Directive
Gather every line from the entries below that includes "Europe".

━━━ Supplied material

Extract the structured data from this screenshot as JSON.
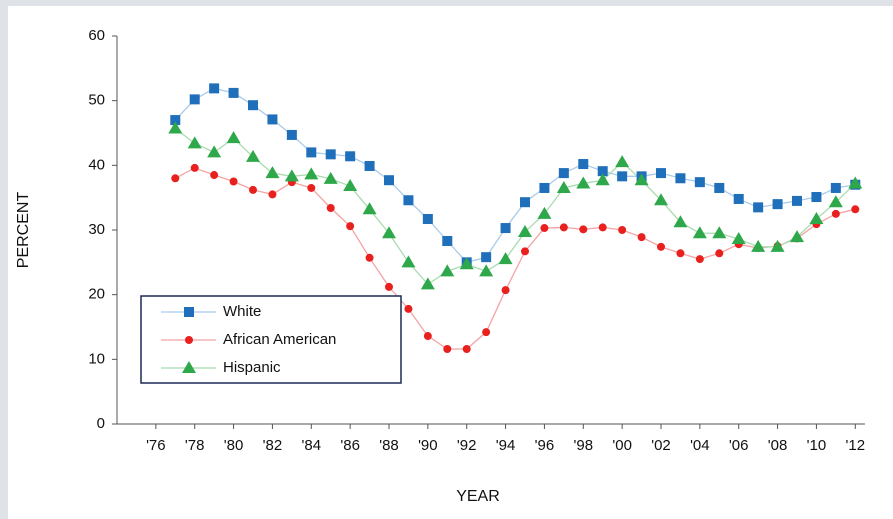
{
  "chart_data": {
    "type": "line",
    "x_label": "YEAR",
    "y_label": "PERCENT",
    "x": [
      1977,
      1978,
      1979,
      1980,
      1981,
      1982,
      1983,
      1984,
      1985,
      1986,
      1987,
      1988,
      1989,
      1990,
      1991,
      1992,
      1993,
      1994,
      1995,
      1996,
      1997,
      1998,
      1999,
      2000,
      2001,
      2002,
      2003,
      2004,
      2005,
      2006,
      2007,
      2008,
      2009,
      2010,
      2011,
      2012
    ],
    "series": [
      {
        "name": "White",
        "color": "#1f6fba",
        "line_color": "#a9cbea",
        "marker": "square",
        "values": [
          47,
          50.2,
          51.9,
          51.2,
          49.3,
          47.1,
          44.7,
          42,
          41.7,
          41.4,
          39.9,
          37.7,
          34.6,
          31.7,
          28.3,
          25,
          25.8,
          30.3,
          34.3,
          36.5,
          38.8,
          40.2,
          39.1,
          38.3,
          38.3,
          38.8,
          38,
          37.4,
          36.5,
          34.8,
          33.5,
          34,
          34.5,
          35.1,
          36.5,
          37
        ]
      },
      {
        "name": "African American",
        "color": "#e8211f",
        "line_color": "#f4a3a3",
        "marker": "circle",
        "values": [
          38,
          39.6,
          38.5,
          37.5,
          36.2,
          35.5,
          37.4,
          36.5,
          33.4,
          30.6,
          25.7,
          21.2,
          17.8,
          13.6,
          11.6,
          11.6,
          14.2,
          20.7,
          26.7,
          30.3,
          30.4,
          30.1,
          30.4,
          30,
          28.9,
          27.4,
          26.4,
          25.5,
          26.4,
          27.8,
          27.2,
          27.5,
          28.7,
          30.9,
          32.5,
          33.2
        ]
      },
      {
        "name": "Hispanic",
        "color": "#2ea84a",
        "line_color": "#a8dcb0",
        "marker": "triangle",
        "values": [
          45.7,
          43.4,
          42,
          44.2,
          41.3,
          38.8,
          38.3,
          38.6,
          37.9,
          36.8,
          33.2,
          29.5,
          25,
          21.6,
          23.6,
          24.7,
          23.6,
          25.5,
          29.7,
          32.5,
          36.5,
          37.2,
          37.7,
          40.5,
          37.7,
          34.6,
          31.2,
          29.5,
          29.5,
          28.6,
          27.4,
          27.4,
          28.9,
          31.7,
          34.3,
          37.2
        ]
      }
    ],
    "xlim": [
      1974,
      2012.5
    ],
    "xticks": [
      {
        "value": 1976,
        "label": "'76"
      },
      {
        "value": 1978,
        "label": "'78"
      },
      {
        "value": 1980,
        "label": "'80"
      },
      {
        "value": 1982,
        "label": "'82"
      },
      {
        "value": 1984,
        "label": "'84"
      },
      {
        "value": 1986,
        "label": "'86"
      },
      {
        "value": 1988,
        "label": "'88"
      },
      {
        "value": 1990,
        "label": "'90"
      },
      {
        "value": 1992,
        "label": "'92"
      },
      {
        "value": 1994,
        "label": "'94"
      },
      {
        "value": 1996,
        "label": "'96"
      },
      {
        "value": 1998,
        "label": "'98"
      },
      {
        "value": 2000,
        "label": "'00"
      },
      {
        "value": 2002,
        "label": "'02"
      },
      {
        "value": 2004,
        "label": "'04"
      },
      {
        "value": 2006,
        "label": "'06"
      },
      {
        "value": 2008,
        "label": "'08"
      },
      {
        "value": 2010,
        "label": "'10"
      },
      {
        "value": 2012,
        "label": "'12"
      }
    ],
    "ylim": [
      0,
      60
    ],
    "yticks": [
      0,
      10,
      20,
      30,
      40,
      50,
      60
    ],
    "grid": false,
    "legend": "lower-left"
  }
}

━━━━━━
━━━ Supplied material

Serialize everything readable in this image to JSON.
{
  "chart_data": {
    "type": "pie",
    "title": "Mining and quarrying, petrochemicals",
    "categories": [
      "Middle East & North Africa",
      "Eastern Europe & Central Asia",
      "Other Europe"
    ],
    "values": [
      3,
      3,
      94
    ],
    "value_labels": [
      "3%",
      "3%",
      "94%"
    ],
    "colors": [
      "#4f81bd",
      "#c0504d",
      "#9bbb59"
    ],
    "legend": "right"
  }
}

━━━━━━

Task response
      "Eastern Europe & Central Asia",
      "Other Europe"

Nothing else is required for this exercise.